▶ [TO DO]
A) Using the Mahrash bread text below, say whether each statement agrees with it. (i) Mahrash is made with barley grits, olive oil and a touch of cumin. (ii) Mahrash is especially popular in summer. (iii) In Moroccan Darija, the word "Mahrash" means "soft or smooth look."
B) Carry the Mahrash bread text below forward, starting right after its last sentence.

▶ [READING TEXT]
»»

خبز المْحْراشْ/Moroccan Bread Mahrash / Pain Marocain Mahrach / Pain à la semoule d'orge (Khobz L'mahrach)!


One of my favourite places to visit is the souk (local market), it is always an interesting place to wander. I just like walking through the grand bazaar, the narrow streets and enjoy the smell of freshly baked bread drifts from fran (communal ovens), and all those aromatic, exotic, colourful spices.  The place is filled with vendors, very friendly who bargain with a smile on their faces, and little boys running, with school-bags bouncing on their backs, all grins and full of energy, and women carrying wassla (wood tray) of bread on their heads, and old men selling bundles of fresh mint, absinthe, coriander, parsley and of course Mahrash bread. The souk will not be complete without Mahrash!

Mahrash is a very popular type of bread in Morocco, especially in winter.  It is made from barley grits, other mixture of flour, olive oil and a touch of cumin. The word "Mahrash" means "rough or coarse look" in Moroccan Darija, some call it "Khobz L'harsh", but whatever you decide to call it, it's such a delicious bread and fun to make.

««

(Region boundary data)
»»

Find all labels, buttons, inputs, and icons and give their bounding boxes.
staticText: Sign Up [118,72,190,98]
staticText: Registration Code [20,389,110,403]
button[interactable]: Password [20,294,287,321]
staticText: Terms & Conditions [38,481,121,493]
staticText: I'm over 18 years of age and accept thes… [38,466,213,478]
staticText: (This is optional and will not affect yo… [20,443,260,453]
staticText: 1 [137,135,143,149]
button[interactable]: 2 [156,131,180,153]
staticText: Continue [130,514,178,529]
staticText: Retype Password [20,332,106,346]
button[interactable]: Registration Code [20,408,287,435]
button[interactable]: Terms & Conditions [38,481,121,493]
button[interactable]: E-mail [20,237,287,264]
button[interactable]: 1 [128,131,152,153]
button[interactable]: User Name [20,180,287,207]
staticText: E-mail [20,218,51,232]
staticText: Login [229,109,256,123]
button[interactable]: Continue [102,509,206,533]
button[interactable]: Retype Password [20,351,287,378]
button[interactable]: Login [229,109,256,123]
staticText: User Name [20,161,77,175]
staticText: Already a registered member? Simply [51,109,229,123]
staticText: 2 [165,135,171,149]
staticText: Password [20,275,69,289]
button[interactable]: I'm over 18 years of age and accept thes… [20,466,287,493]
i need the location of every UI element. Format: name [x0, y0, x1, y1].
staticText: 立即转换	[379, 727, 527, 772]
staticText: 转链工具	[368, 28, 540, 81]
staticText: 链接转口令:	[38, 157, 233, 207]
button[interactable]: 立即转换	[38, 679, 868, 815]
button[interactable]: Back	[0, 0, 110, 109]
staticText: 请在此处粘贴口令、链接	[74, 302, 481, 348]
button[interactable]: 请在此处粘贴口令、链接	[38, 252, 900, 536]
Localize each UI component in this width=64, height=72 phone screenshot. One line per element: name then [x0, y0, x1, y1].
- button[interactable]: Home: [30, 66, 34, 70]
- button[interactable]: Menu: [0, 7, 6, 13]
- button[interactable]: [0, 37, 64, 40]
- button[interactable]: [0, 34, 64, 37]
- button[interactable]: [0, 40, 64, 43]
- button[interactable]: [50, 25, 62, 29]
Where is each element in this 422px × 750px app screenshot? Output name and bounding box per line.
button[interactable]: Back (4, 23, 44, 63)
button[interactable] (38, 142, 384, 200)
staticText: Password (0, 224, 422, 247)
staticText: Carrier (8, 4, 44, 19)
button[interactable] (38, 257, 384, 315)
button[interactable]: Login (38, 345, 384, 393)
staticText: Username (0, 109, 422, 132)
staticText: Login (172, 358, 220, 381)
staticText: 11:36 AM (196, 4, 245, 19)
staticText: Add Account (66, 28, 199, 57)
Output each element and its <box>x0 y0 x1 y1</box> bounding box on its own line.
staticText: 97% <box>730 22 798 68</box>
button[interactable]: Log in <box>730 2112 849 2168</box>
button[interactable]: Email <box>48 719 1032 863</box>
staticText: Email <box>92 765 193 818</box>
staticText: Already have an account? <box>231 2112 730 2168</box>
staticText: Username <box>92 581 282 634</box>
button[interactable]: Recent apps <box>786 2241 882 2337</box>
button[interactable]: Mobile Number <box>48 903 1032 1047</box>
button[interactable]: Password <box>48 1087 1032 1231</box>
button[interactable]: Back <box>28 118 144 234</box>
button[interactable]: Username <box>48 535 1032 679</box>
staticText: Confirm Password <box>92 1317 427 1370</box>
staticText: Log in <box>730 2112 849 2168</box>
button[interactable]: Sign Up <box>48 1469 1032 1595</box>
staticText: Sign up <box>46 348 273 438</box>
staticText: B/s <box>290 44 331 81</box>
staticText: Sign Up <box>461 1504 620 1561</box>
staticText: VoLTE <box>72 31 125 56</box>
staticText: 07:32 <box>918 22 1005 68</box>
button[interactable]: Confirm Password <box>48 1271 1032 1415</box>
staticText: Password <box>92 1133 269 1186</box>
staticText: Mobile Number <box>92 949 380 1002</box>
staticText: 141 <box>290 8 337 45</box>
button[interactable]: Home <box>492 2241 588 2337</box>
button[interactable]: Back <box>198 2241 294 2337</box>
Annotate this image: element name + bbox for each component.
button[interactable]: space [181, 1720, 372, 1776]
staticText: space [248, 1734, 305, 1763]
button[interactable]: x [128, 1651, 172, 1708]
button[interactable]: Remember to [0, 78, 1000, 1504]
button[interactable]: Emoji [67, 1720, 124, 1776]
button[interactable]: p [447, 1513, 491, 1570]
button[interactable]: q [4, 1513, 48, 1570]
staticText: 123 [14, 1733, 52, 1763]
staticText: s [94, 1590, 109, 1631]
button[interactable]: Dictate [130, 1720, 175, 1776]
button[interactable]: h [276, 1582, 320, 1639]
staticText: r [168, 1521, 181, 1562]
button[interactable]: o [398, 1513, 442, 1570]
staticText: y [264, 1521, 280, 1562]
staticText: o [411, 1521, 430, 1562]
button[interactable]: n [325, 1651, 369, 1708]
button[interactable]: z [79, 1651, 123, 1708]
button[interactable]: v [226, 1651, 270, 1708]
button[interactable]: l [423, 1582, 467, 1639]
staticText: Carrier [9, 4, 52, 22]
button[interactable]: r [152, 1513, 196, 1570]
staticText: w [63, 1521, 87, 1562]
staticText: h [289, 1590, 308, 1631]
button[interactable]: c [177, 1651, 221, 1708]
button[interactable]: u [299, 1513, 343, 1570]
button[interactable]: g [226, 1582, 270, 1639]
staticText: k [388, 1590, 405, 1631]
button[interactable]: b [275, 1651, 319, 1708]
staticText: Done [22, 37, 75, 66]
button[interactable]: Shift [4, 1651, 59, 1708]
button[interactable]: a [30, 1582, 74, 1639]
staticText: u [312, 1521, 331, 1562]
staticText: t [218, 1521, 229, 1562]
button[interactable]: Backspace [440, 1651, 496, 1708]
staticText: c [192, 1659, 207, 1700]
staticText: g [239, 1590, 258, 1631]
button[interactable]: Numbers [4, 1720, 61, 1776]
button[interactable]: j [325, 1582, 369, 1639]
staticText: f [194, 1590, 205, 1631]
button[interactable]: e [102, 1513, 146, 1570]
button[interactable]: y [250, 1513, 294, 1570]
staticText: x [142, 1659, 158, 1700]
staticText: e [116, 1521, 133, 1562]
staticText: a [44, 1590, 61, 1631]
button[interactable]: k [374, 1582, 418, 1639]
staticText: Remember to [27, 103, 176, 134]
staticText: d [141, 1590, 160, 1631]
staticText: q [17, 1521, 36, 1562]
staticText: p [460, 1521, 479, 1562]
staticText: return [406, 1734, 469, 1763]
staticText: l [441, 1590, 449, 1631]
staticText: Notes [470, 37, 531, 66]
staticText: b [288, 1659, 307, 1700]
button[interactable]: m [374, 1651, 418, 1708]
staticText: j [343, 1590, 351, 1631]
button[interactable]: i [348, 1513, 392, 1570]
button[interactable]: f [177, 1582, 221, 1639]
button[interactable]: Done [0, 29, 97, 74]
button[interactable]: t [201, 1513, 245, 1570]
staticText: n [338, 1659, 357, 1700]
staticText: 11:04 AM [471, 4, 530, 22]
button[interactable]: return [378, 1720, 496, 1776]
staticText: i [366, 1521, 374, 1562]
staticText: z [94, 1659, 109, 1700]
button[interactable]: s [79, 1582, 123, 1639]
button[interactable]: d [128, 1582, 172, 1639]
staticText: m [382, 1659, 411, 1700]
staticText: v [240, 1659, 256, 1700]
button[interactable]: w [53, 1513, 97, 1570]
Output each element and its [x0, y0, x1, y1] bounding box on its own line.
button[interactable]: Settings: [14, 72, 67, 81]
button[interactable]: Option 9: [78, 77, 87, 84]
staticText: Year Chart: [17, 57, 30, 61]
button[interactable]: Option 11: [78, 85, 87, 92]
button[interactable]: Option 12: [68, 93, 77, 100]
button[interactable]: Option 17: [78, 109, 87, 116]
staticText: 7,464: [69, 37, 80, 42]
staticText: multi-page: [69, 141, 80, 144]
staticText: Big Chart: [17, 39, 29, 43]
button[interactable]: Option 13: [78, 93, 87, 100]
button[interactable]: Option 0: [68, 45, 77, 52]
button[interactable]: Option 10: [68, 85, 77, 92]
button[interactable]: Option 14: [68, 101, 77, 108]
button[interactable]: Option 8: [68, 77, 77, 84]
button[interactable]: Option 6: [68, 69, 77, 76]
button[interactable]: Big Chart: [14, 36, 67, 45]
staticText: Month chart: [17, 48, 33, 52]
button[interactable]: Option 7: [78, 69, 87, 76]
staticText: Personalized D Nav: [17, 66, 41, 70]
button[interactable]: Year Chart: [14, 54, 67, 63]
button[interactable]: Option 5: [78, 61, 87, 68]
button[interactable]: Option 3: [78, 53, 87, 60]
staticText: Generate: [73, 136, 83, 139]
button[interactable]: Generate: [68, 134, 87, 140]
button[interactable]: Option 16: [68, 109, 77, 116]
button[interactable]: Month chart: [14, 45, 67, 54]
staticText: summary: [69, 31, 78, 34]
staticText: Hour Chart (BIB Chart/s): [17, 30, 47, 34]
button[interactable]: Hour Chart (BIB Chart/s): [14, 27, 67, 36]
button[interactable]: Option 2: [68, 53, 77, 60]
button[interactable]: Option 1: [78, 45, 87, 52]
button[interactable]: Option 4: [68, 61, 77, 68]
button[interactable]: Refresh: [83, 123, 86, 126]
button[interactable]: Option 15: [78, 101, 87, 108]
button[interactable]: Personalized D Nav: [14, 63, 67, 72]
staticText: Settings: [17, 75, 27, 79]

««

▶ [ANSWERS GIVEN]
A)
(i) Yes: "It is made from barley grits, other mixture of flour, olive oil and a touch of cumin."
(ii) No: "especially in winter."
(iii) No: "The word "Mahrash" means "rough or coarse look" in Moroccan Darija."

B)
Barley is a prime ingredient in the making of several, popular dishes in Morocco. It is used as a flour or as grains to make Tagolla, which is a porridge served with Oudi and honey in south of Morocco, or to mak couscous, or Askeef  (which is a very light soup, served for breakfast). Mahrash has that tasty, chewy texture and the combination of olive oil and cumin adds such an impressive flavour to it.  The taste of cumin is slightly chili-ish but not spicy at all.  This bread is best served while still warm with Talakhcha, (a popular winter soup in Morocco, also called Bissara) or served simply with olive oil/black olives dip or butter/honey sauce.

Since barley has a low gluten content which results in a low-rise, so that's why higher-gluten flours are combined to make this leavened bread, which needs a few hours to rise. It is important to give the dough enough time to develop and you can give the recipe a little twist, using any combination of the wheat flours you have around the house, or use even some white flour for lighter texture, making sure to adjust water as necessary to achieve a nice consistency to the dough.

I’m submitting this post to Susan's Yeastspotting, a blog devoted to yeast bread food. Please check it out!
Mamatkamal

Served with pure olive oil, delicious!

This recipe yields 10 small Mahrash / Pour 10 Mahrach, de taille petite
Preparation Time: 0 h 30 minutes / Temps de préparation: 0 h 30 minutes
Time to let the dough rest: 3 h 00 minutes / Repos : 3 h 00 minutes
Cook Time: 0 h 20 minutes / Temps de cuisson: 0 h 20 minutes

Ingredients:

-100 gr wheat bran, known as "Nokhal" in Morocco / 100 gr de son de blé, connu au Maroc sous le nom "Nokhala"

  Wheat bran / Son de blé
 النّخّالة
-100 gr barley grits coarsely ground, known as "Balboula Ghlida" in Morocco / 100 gr de semoule d'orge grosse, connu au Maroc sous le nom "Balboula Ghlida"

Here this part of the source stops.